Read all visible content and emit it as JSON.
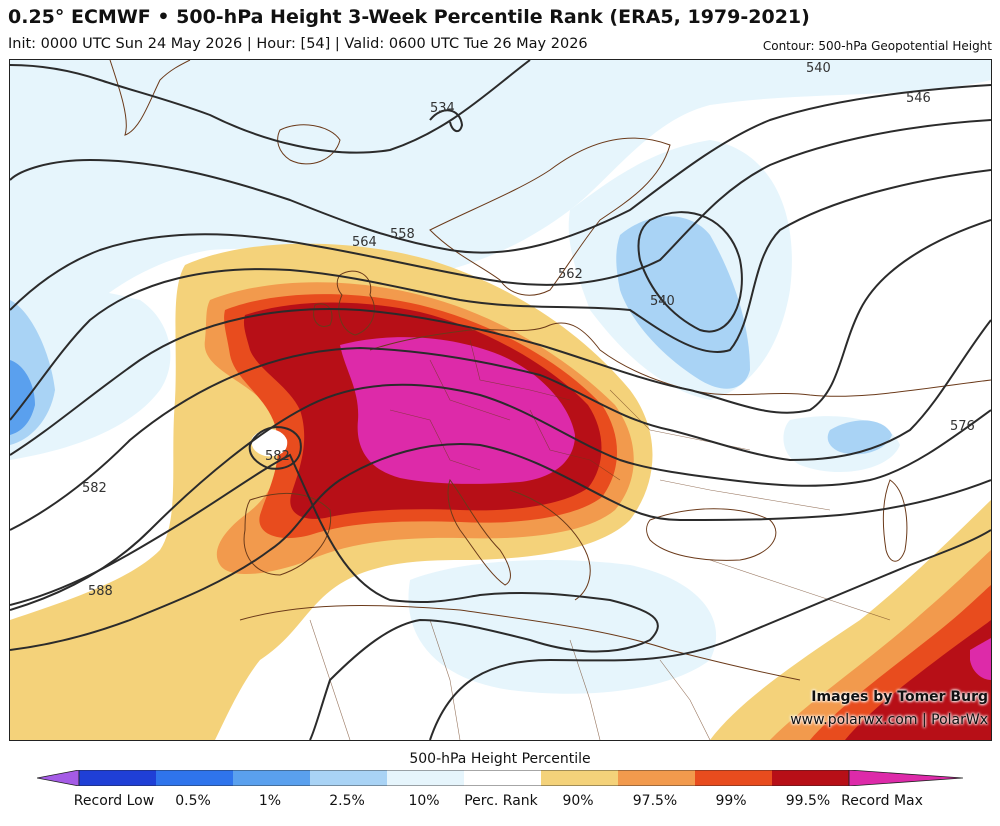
{
  "header": {
    "title": "0.25° ECMWF • 500-hPa Height 3-Week Percentile Rank (ERA5, 1979-2021)",
    "subtitle": "Init: 0000 UTC Sun 24 May 2026 | Hour: [54] | Valid: 0600 UTC Tue 26 May 2026",
    "contour_note": "Contour: 500-hPa Geopotential Height"
  },
  "map": {
    "contour_labels": [
      "534",
      "540",
      "546",
      "558",
      "564",
      "562",
      "540",
      "576",
      "582",
      "582",
      "588"
    ],
    "credit_line1": "Images by Tomer Burg",
    "credit_line2": "www.polarwx.com | PolarWx"
  },
  "colorbar": {
    "title": "500-hPa Height Percentile",
    "labels": [
      "Record Low",
      "0.5%",
      "1%",
      "2.5%",
      "10%",
      "Perc. Rank",
      "90%",
      "97.5%",
      "99%",
      "99.5%",
      "Record Max"
    ],
    "colors": {
      "record_low": "#a55be6",
      "p0_5": "#1f3fd6",
      "p1": "#2f74ec",
      "p2_5": "#5aa0ee",
      "p10": "#a9d3f5",
      "perc_rank": "#e6f5fc",
      "p90": "#f4d27a",
      "p97_5": "#f29a4d",
      "p99": "#e84c1e",
      "p99_5": "#b70f17",
      "record_max": "#dd2aa9"
    }
  }
}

┄┄┄┄┄┄

• WRITTEN REQUEST: Your job is to transcribe the entries above exactly; skip the pictures.

• COMPLETE ANSWER:
Read all visible content and emit it as JSON.
{
  "header": {
    "title": "0.25° ECMWF • 500-hPa Height 3-Week Percentile Rank (ERA5, 1979-2021)",
    "subtitle": "Init: 0000 UTC Sun 24 May 2026 | Hour: [54] | Valid: 0600 UTC Tue 26 May 2026",
    "contour_note": "Contour: 500-hPa Geopotential Height"
  },
  "map": {
    "contour_labels": [
      "534",
      "540",
      "546",
      "558",
      "564",
      "562",
      "540",
      "576",
      "582",
      "582",
      "588"
    ],
    "credit_line1": "Images by Tomer Burg",
    "credit_line2": "www.polarwx.com | PolarWx"
  },
  "colorbar": {
    "title": "500-hPa Height Percentile",
    "labels": [
      "Record Low",
      "0.5%",
      "1%",
      "2.5%",
      "10%",
      "Perc. Rank",
      "90%",
      "97.5%",
      "99%",
      "99.5%",
      "Record Max"
    ],
    "colors": {
      "record_low": "#a55be6",
      "p0_5": "#1f3fd6",
      "p1": "#2f74ec",
      "p2_5": "#5aa0ee",
      "p10": "#a9d3f5",
      "perc_rank": "#e6f5fc",
      "p90": "#f4d27a",
      "p97_5": "#f29a4d",
      "p99": "#e84c1e",
      "p99_5": "#b70f17",
      "record_max": "#dd2aa9"
    }
  }
}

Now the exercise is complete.